## WORK TO DO
Go through the lines below and copy each one that holds the string "content".

## PROVIDED RECORDS
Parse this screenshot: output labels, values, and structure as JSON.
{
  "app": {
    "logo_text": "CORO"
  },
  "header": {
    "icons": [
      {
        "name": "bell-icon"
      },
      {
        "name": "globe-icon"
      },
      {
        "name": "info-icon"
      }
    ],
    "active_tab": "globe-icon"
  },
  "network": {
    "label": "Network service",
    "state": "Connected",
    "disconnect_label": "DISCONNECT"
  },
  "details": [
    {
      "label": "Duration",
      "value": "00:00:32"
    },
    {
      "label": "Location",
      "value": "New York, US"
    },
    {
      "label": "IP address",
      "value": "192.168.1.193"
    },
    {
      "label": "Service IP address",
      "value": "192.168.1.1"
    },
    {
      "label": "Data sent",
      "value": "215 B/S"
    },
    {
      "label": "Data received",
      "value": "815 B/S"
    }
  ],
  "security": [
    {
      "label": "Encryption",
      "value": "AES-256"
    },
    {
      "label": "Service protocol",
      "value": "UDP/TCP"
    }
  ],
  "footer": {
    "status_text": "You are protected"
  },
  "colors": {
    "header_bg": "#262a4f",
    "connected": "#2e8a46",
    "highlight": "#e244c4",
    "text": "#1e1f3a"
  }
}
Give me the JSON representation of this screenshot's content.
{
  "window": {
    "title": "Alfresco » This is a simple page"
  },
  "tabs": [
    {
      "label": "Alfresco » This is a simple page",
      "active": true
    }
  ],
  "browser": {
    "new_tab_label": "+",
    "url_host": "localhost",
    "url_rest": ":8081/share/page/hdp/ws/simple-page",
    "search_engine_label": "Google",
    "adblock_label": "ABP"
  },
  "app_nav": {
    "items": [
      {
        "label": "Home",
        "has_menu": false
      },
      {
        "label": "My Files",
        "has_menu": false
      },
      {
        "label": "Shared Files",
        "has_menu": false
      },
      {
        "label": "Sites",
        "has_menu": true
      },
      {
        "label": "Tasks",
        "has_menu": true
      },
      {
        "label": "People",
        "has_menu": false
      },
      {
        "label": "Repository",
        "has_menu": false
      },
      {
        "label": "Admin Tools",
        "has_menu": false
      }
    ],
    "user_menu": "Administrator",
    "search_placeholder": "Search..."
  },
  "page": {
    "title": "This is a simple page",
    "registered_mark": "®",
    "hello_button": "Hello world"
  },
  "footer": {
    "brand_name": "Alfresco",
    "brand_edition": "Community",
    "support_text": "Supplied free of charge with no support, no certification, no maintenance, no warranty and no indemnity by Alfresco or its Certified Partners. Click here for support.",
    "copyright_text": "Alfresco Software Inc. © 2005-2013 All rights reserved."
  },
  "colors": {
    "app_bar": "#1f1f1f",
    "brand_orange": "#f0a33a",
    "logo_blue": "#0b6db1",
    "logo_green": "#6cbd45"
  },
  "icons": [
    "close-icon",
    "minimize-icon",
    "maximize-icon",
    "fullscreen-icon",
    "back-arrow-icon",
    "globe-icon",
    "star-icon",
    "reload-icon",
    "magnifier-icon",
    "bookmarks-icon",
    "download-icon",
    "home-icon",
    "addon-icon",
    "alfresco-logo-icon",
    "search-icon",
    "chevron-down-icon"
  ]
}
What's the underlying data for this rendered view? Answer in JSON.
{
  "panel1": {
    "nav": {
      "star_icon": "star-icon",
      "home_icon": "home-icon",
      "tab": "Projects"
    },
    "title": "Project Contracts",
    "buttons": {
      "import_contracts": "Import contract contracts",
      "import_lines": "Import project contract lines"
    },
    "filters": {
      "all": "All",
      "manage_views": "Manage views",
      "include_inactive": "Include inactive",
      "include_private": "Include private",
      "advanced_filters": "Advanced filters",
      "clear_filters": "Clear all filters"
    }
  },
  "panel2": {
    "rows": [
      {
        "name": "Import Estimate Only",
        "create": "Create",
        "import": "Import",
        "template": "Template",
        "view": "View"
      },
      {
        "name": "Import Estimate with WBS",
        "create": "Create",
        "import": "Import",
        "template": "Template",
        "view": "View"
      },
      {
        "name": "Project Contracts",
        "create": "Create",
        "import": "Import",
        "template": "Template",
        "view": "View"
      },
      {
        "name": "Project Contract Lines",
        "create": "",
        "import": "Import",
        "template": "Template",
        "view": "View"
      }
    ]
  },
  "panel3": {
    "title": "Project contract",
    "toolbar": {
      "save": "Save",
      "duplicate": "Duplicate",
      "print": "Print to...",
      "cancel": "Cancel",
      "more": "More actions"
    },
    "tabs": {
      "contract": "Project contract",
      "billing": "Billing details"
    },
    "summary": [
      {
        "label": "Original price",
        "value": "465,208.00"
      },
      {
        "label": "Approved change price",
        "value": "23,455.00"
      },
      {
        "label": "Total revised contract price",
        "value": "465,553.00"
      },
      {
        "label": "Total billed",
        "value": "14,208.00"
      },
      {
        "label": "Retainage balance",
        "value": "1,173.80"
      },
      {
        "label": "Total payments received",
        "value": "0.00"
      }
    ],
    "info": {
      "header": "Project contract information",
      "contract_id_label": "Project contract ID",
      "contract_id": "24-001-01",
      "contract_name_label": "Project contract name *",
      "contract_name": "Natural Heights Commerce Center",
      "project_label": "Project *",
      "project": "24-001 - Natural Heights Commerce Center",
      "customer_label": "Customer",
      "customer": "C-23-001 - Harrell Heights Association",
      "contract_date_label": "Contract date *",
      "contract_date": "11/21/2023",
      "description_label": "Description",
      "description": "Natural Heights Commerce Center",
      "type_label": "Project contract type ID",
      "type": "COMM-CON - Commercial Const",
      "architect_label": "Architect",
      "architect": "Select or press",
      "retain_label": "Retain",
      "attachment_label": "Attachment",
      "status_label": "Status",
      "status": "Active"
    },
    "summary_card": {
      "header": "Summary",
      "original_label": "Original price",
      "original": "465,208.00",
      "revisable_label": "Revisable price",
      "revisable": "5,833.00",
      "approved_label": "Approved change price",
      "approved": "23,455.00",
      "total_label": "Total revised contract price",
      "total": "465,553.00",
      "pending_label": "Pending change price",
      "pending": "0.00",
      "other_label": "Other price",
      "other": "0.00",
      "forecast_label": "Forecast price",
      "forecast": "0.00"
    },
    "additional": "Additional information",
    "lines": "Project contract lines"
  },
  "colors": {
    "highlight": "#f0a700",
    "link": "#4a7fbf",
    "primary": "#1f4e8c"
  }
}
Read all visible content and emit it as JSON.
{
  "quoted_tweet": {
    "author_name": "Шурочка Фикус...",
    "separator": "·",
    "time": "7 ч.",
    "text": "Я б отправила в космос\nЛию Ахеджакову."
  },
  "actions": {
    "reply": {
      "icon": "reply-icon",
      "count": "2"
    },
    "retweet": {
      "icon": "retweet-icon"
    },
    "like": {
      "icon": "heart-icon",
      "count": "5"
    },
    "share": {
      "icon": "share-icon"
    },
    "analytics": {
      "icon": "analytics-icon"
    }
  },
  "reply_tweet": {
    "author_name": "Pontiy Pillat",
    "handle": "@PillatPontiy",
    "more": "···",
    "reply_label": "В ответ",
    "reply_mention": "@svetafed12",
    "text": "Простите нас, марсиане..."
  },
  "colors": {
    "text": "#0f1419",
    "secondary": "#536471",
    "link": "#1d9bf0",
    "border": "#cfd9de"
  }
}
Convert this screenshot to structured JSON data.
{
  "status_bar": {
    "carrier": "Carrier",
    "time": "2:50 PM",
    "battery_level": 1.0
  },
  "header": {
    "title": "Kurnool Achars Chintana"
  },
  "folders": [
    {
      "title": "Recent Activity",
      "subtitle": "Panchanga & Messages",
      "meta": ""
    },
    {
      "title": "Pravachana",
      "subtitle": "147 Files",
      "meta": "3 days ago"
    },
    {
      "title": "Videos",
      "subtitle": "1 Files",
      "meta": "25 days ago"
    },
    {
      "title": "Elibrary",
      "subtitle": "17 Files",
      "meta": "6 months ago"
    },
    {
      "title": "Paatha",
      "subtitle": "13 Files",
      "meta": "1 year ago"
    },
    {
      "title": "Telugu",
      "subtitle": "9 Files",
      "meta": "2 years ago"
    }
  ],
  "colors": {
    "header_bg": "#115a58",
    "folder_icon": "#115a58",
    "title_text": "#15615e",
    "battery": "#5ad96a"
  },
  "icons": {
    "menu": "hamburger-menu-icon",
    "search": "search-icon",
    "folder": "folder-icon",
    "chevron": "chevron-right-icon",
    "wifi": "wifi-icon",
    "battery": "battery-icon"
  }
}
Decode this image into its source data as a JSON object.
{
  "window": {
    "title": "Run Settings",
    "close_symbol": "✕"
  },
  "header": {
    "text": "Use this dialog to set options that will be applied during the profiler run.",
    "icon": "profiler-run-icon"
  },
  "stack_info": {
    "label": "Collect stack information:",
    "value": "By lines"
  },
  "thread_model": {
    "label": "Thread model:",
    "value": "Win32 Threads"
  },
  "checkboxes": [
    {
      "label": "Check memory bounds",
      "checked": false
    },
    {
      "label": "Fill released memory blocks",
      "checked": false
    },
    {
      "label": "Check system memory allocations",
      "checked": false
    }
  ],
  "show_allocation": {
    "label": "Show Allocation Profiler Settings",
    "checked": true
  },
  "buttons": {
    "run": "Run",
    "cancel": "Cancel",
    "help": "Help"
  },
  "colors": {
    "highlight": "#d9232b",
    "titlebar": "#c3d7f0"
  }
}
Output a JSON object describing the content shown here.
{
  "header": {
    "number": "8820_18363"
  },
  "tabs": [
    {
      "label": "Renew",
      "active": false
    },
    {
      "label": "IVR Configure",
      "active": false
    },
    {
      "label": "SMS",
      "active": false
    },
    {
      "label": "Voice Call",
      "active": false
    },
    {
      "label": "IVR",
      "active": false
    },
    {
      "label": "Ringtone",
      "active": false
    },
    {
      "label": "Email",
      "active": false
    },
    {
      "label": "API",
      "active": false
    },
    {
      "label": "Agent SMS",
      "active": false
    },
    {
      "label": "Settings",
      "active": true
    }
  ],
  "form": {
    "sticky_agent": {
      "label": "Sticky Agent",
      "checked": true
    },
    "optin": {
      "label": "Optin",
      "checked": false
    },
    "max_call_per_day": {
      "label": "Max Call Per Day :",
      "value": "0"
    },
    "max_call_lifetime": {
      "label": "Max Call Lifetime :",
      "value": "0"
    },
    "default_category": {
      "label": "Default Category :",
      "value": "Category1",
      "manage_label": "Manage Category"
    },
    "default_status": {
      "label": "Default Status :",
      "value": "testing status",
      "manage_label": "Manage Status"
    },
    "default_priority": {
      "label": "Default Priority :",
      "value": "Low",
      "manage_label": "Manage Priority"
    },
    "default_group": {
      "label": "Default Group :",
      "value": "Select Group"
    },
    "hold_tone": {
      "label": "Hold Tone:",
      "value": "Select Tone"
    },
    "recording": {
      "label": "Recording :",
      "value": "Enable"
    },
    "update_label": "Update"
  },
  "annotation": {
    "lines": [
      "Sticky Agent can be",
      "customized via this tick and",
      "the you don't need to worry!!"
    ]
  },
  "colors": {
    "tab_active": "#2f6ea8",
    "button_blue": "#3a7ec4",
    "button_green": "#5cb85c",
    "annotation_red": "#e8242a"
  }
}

## WRITTEN RESPONSE
Give me the JSON representation of this screenshot's content.
Read all visible content and emit it as JSON.
Output a JSON object describing the content shown here.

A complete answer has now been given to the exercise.